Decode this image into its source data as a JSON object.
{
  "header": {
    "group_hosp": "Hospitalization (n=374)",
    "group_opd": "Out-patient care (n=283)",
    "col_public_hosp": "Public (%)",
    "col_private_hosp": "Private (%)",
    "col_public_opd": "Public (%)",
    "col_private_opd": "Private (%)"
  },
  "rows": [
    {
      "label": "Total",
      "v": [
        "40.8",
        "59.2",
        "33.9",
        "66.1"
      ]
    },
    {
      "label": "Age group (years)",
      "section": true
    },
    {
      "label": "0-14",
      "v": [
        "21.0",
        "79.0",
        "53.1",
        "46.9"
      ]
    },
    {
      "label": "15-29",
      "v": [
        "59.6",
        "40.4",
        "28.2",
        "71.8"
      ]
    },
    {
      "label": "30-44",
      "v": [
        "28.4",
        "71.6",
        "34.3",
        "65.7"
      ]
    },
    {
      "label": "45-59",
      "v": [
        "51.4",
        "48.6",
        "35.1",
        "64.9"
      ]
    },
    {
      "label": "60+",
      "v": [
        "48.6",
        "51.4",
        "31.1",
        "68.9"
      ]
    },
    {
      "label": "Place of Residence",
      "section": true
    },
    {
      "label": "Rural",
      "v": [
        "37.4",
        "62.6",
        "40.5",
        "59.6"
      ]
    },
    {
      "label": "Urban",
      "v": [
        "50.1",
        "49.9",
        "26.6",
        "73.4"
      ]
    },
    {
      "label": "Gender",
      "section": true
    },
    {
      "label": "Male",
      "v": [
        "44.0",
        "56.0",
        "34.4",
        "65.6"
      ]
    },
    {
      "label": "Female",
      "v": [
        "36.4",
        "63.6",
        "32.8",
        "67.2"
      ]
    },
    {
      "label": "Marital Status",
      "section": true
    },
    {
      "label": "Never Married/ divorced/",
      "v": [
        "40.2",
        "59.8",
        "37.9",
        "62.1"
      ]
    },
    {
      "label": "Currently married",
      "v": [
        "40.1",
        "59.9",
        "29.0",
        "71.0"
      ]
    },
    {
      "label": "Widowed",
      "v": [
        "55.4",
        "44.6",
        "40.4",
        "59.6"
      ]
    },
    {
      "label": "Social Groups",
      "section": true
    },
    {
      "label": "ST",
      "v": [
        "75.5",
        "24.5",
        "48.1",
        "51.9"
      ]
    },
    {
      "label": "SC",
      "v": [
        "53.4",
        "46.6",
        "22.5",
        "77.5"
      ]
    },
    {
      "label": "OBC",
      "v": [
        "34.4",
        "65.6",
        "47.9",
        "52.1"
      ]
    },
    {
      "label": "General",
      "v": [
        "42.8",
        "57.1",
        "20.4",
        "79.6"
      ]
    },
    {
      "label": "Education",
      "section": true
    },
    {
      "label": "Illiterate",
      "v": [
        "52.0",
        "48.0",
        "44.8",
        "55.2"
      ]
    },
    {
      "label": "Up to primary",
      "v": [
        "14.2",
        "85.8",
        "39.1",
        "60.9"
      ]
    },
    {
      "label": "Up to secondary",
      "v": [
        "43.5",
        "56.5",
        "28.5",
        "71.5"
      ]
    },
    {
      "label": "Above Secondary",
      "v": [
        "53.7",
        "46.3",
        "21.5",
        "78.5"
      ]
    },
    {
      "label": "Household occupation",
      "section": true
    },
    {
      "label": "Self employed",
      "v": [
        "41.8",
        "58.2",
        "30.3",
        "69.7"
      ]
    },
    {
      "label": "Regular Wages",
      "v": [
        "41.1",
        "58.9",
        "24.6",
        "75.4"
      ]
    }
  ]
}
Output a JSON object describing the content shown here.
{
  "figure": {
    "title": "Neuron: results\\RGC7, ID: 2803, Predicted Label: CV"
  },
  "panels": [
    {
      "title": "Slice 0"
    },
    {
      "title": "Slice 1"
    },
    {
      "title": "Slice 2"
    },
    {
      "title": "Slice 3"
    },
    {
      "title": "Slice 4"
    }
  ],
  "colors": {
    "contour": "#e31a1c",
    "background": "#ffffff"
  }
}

^^^^^^^^

=== DIRECTIVE ===
Produce an exact repeat of the lines from the one containing "Output a JSON" through the last line of the data, and nothing more.

=== IN RESPONSE ===
Output a JSON object describing the content shown here.
{
  "figure": {
    "title": "Neuron: results\\RGC7, ID: 2803, Predicted Label: CV"
  },
  "panels": [
    {
      "title": "Slice 0"
    },
    {
      "title": "Slice 1"
    },
    {
      "title": "Slice 2"
    },
    {
      "title": "Slice 3"
    },
    {
      "title": "Slice 4"
    }
  ],
  "colors": {
    "contour": "#e31a1c",
    "background": "#ffffff"
  }
}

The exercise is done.